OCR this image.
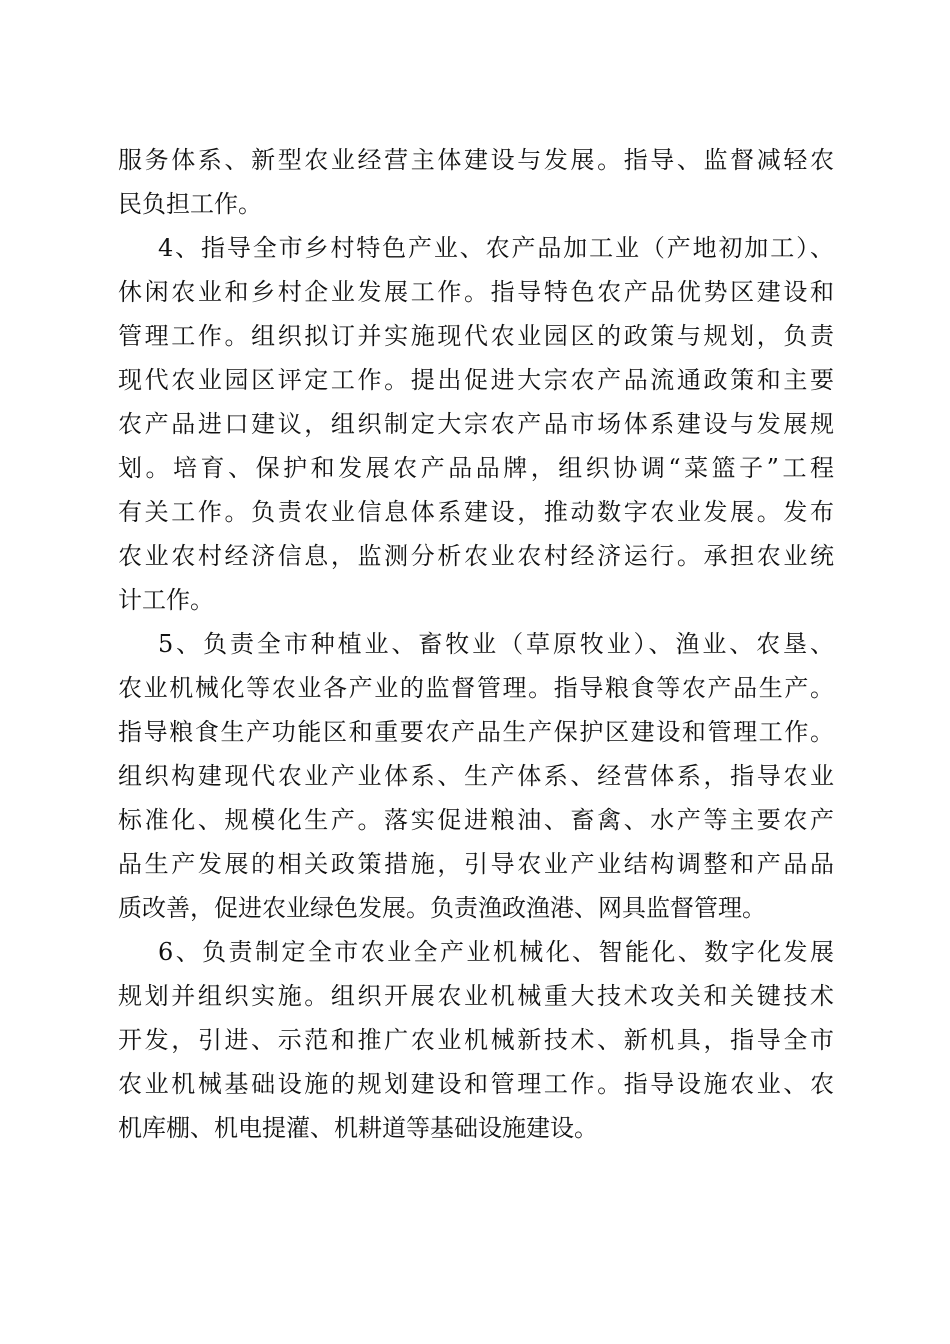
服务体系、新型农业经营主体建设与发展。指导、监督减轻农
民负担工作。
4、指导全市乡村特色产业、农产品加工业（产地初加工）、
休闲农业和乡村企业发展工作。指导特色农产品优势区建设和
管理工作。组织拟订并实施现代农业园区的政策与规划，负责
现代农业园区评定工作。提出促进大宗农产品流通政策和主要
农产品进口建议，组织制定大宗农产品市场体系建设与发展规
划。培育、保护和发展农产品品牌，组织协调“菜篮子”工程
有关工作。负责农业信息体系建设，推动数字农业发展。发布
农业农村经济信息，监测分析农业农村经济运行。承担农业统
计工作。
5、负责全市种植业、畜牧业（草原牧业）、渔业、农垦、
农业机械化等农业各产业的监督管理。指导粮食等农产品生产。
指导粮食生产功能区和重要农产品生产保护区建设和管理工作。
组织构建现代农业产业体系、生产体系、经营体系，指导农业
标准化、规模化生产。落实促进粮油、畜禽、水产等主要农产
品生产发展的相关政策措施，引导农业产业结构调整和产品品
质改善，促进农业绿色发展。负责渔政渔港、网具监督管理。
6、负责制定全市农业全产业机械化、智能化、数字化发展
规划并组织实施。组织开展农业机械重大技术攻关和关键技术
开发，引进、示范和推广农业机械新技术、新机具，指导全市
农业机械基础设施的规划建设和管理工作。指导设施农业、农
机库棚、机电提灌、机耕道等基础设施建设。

- [Instructions to follow]:
All records must be output exactly as they are, except for the pictures, which are left out.

- [Reply to the task]:
OCR this image.
服务体系、新型农业经营主体建设与发展。指导、监督减轻农
民负担工作。
4、指导全市乡村特色产业、农产品加工业（产地初加工）、
休闲农业和乡村企业发展工作。指导特色农产品优势区建设和
管理工作。组织拟订并实施现代农业园区的政策与规划，负责
现代农业园区评定工作。提出促进大宗农产品流通政策和主要
农产品进口建议，组织制定大宗农产品市场体系建设与发展规
划。培育、保护和发展农产品品牌，组织协调“菜篮子”工程
有关工作。负责农业信息体系建设，推动数字农业发展。发布
农业农村经济信息，监测分析农业农村经济运行。承担农业统
计工作。
5、负责全市种植业、畜牧业（草原牧业）、渔业、农垦、
农业机械化等农业各产业的监督管理。指导粮食等农产品生产。
指导粮食生产功能区和重要农产品生产保护区建设和管理工作。
组织构建现代农业产业体系、生产体系、经营体系，指导农业
标准化、规模化生产。落实促进粮油、畜禽、水产等主要农产
品生产发展的相关政策措施，引导农业产业结构调整和产品品
质改善，促进农业绿色发展。负责渔政渔港、网具监督管理。
6、负责制定全市农业全产业机械化、智能化、数字化发展
规划并组织实施。组织开展农业机械重大技术攻关和关键技术
开发，引进、示范和推广农业机械新技术、新机具，指导全市
农业机械基础设施的规划建设和管理工作。指导设施农业、农
机库棚、机电提灌、机耕道等基础设施建设。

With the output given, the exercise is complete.